>> START

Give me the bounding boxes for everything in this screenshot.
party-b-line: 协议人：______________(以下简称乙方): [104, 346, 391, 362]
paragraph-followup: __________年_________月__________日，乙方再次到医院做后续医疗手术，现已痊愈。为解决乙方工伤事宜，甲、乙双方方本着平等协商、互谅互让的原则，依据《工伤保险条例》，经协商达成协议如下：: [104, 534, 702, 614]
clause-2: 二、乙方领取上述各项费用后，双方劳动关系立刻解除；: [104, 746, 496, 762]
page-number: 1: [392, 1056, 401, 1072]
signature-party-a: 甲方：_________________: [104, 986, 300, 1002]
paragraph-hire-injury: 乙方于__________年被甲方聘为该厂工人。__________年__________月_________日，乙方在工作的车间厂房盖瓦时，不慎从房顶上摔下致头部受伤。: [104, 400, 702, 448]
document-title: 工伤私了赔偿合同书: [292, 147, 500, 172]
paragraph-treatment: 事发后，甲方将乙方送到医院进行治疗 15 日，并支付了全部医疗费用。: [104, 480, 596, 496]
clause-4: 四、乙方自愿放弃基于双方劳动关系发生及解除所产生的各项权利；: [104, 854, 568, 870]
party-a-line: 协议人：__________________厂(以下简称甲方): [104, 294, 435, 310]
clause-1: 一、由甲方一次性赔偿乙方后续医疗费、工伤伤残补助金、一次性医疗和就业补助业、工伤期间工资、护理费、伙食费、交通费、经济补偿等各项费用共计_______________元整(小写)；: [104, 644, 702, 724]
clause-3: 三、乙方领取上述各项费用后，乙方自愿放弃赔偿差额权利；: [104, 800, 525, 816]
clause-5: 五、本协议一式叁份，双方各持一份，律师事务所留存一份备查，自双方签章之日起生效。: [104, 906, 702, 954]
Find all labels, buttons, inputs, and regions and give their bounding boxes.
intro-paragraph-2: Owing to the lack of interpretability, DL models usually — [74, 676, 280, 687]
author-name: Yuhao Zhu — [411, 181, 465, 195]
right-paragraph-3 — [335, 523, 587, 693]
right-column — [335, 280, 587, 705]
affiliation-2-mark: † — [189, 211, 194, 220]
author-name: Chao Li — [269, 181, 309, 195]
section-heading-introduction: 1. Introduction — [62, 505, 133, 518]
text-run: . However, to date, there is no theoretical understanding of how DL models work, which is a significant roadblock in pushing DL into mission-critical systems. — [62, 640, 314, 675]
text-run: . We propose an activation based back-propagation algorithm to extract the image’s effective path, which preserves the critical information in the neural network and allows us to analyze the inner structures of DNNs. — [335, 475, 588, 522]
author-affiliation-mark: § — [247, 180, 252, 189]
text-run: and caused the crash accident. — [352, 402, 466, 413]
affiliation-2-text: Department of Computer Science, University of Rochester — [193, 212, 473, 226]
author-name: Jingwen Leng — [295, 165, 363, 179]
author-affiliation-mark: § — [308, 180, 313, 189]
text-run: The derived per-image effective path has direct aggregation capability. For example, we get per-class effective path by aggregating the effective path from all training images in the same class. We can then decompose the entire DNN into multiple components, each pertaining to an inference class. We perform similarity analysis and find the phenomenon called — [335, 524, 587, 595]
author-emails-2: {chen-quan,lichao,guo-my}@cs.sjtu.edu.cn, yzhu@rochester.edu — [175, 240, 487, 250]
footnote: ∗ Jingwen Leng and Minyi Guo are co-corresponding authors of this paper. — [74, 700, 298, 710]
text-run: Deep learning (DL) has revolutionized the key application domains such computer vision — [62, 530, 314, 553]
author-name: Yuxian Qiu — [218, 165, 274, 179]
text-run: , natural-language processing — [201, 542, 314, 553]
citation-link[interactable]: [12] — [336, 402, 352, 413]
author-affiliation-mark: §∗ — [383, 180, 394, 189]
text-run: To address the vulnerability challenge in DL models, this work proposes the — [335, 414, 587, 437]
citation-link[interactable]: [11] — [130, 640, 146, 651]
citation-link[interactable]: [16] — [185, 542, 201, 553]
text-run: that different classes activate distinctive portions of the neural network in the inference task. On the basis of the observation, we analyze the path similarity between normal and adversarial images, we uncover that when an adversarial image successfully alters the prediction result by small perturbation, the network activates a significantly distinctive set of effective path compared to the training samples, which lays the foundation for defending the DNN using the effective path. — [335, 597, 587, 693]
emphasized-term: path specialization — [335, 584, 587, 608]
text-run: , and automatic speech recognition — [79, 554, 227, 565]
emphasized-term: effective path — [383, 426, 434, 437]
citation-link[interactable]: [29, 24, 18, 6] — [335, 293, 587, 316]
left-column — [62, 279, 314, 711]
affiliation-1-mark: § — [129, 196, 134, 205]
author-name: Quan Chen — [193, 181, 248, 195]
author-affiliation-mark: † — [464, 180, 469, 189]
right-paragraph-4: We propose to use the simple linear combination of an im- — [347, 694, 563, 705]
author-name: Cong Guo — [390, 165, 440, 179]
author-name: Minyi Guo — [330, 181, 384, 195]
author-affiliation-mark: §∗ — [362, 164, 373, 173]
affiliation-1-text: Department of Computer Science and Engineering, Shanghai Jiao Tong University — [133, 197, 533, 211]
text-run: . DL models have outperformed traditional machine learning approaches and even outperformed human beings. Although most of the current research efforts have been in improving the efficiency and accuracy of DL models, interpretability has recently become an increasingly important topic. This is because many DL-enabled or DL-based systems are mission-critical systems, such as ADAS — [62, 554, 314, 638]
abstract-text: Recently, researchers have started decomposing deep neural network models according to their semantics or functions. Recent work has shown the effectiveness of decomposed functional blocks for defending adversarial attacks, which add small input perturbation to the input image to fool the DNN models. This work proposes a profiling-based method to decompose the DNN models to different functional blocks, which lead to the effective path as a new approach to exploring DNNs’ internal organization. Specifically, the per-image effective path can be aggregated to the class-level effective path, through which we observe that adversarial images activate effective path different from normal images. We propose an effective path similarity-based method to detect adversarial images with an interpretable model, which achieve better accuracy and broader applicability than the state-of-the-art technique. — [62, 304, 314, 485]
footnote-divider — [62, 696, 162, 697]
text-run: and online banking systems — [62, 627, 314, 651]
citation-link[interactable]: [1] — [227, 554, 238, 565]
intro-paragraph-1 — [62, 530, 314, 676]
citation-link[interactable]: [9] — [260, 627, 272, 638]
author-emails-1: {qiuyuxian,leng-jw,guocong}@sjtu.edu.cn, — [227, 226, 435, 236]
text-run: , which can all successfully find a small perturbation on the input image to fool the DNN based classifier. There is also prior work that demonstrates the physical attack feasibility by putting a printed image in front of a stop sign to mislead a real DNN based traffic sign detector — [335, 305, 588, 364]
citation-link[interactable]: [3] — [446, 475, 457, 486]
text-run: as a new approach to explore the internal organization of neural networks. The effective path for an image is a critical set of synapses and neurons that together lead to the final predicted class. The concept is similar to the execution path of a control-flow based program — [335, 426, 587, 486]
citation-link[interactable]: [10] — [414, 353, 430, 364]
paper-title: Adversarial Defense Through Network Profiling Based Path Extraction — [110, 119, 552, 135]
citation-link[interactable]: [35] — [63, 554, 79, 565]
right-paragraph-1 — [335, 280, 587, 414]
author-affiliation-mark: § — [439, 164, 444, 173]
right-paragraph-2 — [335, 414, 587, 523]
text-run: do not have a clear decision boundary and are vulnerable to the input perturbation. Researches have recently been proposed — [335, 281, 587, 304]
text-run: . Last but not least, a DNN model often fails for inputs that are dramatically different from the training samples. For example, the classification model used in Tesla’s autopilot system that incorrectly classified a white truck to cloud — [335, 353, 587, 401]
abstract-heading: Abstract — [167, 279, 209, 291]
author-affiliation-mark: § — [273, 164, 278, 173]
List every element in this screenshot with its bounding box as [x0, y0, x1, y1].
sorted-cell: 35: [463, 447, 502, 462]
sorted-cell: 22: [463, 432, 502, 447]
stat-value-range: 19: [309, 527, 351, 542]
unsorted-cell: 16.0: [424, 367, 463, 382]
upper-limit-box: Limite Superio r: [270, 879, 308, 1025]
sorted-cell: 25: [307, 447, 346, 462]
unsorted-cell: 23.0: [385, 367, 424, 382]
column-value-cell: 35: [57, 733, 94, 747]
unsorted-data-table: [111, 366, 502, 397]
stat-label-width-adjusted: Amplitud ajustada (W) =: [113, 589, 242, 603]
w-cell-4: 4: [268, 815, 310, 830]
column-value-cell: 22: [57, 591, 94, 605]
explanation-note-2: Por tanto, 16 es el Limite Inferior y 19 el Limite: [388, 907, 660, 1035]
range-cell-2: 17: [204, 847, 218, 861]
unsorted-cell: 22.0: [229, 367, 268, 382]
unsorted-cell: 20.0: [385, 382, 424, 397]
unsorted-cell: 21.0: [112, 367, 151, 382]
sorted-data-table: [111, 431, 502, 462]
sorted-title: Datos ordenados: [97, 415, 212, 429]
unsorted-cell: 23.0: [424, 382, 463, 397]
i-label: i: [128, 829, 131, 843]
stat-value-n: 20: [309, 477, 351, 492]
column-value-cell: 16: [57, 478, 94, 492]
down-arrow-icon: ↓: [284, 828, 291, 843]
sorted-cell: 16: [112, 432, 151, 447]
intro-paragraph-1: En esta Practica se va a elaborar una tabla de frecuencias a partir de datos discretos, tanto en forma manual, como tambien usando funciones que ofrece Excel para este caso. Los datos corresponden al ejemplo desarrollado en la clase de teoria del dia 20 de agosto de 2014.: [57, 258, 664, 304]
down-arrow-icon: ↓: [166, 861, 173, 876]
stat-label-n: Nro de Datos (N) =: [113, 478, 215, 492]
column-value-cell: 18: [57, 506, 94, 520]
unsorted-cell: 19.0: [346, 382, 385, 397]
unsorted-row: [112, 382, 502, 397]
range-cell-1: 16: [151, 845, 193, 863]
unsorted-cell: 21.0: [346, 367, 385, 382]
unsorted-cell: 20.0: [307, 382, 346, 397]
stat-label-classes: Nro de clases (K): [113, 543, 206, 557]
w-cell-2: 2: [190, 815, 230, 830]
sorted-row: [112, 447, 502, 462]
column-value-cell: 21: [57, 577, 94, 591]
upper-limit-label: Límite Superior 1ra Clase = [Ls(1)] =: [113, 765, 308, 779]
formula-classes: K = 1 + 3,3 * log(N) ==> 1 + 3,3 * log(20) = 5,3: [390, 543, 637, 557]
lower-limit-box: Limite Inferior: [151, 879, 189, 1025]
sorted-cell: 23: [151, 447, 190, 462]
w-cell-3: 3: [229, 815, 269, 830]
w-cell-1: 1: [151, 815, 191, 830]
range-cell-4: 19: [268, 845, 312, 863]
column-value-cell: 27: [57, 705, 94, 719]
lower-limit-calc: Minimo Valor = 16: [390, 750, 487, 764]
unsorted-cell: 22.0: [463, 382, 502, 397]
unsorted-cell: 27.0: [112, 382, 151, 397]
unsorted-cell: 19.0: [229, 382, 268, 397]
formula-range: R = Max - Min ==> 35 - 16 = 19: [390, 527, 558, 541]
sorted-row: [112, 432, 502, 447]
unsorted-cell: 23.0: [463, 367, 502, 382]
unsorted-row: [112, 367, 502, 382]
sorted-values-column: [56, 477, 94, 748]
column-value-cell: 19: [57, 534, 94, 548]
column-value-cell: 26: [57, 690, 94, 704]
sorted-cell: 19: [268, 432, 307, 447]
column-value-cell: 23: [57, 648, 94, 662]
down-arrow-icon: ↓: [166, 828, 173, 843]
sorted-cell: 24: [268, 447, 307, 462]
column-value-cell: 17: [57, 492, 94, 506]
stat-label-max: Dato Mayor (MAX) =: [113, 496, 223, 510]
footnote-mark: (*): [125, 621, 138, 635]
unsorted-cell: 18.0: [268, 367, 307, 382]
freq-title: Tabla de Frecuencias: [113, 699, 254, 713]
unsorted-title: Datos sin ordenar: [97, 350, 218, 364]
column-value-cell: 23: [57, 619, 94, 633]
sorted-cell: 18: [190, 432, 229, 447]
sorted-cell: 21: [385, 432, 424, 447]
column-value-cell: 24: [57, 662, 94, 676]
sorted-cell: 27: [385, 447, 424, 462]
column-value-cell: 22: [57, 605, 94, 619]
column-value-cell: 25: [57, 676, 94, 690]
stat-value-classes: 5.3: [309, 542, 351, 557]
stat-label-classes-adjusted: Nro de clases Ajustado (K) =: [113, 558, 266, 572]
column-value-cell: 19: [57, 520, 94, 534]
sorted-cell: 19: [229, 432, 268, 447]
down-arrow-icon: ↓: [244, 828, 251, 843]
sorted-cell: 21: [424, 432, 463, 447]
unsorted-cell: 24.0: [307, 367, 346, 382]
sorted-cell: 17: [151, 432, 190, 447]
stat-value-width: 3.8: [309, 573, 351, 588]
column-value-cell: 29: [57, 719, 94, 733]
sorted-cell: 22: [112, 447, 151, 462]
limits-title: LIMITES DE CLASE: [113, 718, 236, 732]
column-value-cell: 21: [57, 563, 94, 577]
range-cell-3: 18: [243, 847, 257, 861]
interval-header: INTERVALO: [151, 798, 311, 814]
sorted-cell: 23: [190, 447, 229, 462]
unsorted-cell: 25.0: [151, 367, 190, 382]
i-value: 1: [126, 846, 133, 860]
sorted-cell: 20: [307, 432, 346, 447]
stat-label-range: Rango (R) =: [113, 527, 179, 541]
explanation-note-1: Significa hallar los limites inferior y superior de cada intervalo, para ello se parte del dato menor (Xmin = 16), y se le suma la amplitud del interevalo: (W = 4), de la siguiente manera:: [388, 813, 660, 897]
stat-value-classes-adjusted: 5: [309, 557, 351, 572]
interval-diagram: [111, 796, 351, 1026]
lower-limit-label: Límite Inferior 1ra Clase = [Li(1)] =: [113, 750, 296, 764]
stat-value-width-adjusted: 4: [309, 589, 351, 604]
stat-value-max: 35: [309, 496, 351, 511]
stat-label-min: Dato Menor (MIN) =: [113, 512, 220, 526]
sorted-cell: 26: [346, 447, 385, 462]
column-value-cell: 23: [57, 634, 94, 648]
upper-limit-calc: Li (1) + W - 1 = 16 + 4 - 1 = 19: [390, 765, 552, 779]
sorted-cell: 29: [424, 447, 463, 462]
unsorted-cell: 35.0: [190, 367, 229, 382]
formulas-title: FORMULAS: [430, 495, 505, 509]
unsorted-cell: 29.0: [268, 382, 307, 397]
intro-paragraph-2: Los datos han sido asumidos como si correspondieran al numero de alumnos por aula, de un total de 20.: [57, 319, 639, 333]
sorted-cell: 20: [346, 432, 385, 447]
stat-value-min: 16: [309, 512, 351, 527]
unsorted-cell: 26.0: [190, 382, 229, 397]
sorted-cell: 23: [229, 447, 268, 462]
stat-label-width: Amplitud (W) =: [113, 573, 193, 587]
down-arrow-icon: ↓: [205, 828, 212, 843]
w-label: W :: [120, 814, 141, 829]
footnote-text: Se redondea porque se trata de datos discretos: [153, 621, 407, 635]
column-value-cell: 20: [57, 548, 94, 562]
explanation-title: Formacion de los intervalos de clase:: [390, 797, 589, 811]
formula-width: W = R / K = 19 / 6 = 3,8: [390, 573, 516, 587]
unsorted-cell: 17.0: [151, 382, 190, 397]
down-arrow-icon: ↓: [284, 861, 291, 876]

>> END

-- TASK BRIEF --
Rewrite the items from the first line through the line containing "intro-paragraph-2: Owing to", replacing "bounding boxes" with "box coordinates" and leaving everything else as it is.

-- SOLUTION --
Give me the box coordinates for everything in this screenshot.
party-b-line: 协议人：______________(以下简称乙方): [104, 346, 391, 362]
paragraph-followup: __________年_________月__________日，乙方再次到医院做后续医疗手术，现已痊愈。为解决乙方工伤事宜，甲、乙双方方本着平等协商、互谅互让的原则，依据《工伤保险条例》，经协商达成协议如下：: [104, 534, 702, 614]
clause-2: 二、乙方领取上述各项费用后，双方劳动关系立刻解除；: [104, 746, 496, 762]
page-number: 1: [392, 1056, 401, 1072]
signature-party-a: 甲方：_________________: [104, 986, 300, 1002]
paragraph-hire-injury: 乙方于__________年被甲方聘为该厂工人。__________年__________月_________日，乙方在工作的车间厂房盖瓦时，不慎从房顶上摔下致头部受伤。: [104, 400, 702, 448]
document-title: 工伤私了赔偿合同书: [292, 147, 500, 172]
paragraph-treatment: 事发后，甲方将乙方送到医院进行治疗 15 日，并支付了全部医疗费用。: [104, 480, 596, 496]
clause-4: 四、乙方自愿放弃基于双方劳动关系发生及解除所产生的各项权利；: [104, 854, 568, 870]
party-a-line: 协议人：__________________厂(以下简称甲方): [104, 294, 435, 310]
clause-1: 一、由甲方一次性赔偿乙方后续医疗费、工伤伤残补助金、一次性医疗和就业补助业、工伤期间工资、护理费、伙食费、交通费、经济补偿等各项费用共计_______________元整(小写)；: [104, 644, 702, 724]
clause-3: 三、乙方领取上述各项费用后，乙方自愿放弃赔偿差额权利；: [104, 800, 525, 816]
clause-5: 五、本协议一式叁份，双方各持一份，律师事务所留存一份备查，自双方签章之日起生效。: [104, 906, 702, 954]
Find all labels, buttons, inputs, and regions and give their box coordinates.
intro-paragraph-2: Owing to the lack of interpretability, DL models usually — [74, 676, 280, 687]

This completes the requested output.